# Records for this exercise:
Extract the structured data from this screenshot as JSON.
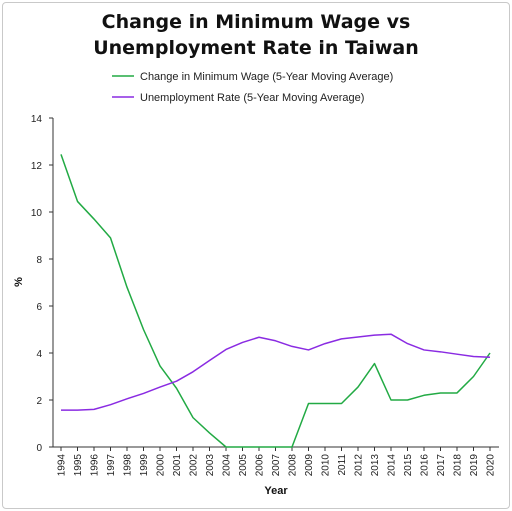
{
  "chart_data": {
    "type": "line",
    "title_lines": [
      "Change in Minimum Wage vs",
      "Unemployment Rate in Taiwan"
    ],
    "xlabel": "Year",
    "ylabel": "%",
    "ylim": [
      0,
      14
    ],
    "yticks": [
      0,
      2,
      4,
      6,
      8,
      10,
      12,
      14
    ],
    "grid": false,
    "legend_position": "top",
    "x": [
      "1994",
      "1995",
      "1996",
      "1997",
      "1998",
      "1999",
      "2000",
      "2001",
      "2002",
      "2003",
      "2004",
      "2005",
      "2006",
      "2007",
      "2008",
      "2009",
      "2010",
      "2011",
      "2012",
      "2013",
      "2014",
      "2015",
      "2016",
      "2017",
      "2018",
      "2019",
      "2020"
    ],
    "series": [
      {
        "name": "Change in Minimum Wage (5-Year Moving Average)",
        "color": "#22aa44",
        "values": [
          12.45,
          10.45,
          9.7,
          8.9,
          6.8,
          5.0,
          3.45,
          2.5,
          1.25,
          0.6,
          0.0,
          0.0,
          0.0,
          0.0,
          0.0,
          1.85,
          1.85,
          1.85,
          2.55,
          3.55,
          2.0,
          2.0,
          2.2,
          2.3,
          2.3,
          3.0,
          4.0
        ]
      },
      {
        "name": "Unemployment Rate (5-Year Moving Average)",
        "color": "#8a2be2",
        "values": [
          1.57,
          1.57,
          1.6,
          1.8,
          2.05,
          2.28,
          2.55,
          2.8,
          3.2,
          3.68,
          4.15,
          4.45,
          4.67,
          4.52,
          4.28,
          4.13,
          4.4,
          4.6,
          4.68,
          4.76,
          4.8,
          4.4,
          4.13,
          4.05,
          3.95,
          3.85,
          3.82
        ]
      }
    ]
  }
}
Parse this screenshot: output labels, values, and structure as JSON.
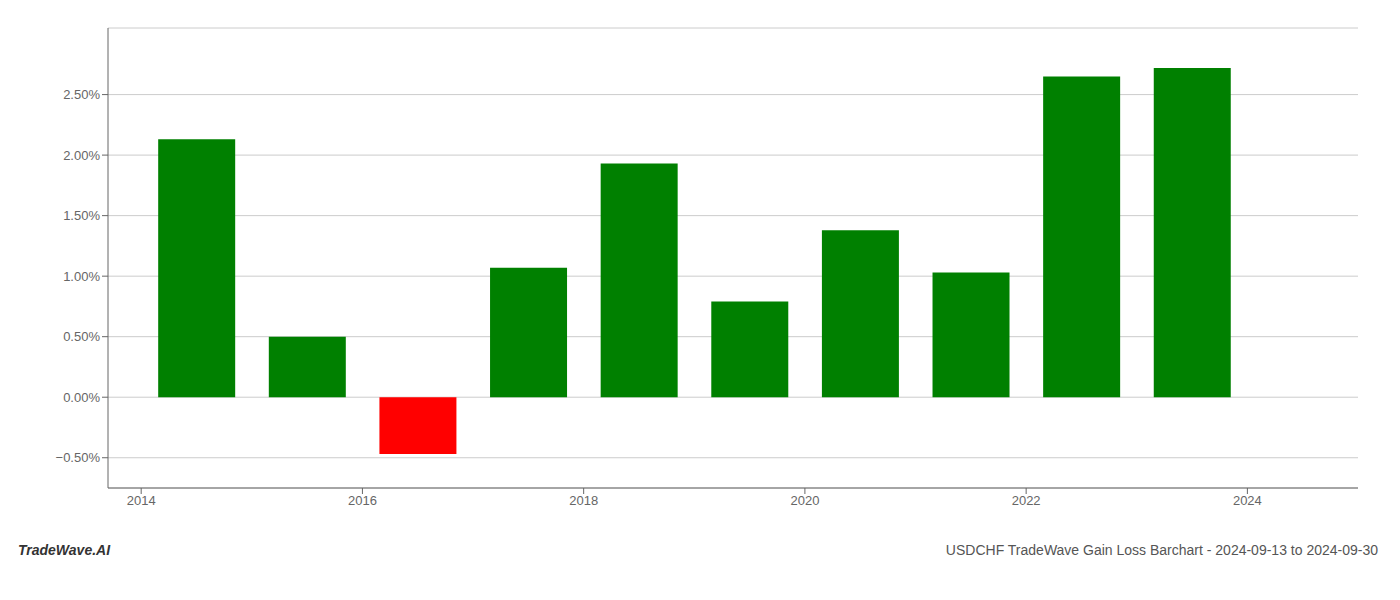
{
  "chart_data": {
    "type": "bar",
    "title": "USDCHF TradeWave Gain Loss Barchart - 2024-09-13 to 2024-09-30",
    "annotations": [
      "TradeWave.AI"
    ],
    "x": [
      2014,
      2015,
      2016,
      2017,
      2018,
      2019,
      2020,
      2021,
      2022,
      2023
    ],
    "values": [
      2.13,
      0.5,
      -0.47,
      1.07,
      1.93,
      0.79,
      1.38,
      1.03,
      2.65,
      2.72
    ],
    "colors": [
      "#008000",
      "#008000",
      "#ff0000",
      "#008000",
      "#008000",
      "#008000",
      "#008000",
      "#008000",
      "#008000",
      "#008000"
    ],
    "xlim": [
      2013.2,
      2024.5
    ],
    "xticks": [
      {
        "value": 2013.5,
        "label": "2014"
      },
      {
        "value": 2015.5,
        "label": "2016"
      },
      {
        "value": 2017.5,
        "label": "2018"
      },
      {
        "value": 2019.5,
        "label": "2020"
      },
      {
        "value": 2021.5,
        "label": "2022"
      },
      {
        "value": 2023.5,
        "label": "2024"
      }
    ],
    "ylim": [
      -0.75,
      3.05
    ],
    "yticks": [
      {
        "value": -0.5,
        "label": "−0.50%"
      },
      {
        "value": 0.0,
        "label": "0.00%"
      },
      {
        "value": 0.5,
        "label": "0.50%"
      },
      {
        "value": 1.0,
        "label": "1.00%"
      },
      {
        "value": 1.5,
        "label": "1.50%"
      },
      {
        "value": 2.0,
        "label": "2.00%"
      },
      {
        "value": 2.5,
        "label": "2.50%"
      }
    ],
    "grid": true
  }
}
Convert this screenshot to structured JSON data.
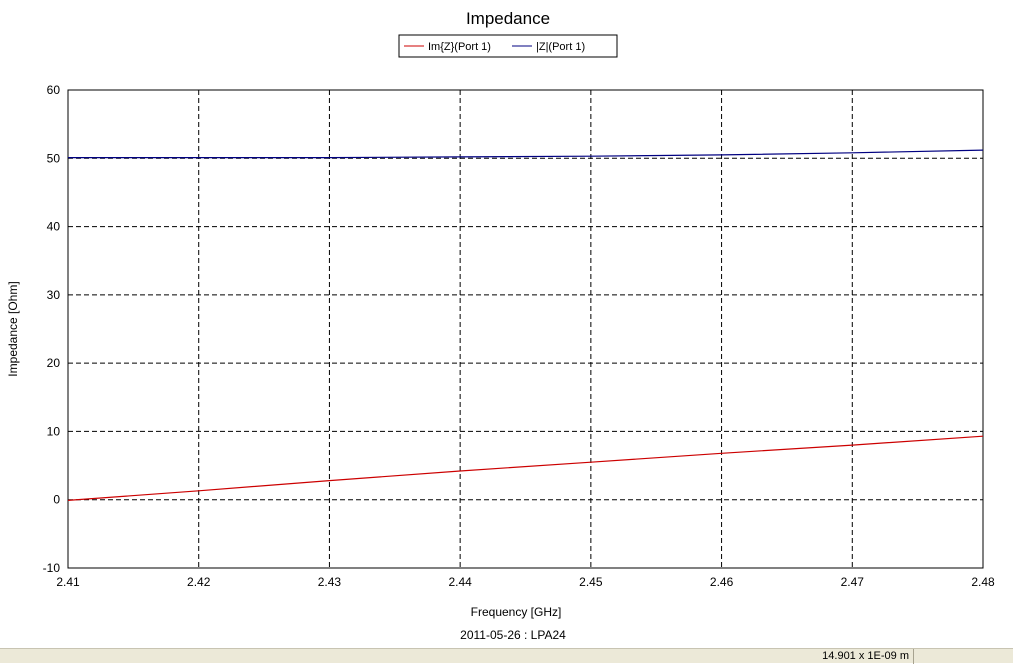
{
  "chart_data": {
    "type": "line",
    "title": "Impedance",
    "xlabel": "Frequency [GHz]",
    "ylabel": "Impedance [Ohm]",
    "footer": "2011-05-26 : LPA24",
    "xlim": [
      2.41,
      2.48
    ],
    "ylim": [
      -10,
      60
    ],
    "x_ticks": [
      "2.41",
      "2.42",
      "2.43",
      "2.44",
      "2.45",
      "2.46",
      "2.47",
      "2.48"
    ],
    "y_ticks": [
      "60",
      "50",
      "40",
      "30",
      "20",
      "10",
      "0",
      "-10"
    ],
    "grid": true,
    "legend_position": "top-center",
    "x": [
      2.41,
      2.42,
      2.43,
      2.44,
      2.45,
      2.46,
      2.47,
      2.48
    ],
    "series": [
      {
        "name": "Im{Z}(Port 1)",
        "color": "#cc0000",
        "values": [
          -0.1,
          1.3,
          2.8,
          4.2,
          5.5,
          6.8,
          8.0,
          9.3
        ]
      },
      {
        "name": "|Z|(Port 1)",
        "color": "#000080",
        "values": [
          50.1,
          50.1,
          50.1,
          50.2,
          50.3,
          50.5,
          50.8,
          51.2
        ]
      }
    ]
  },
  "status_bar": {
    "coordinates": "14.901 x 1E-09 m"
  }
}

# Exercise prompt:
Search the material above for "TradeWave". Pull out each line where it shows up.

# Output below:
    "title": "USDCHF TradeWave Gain Loss Barchart - 2024-09-13 to 2024-09-30",
      "TradeWave.AI"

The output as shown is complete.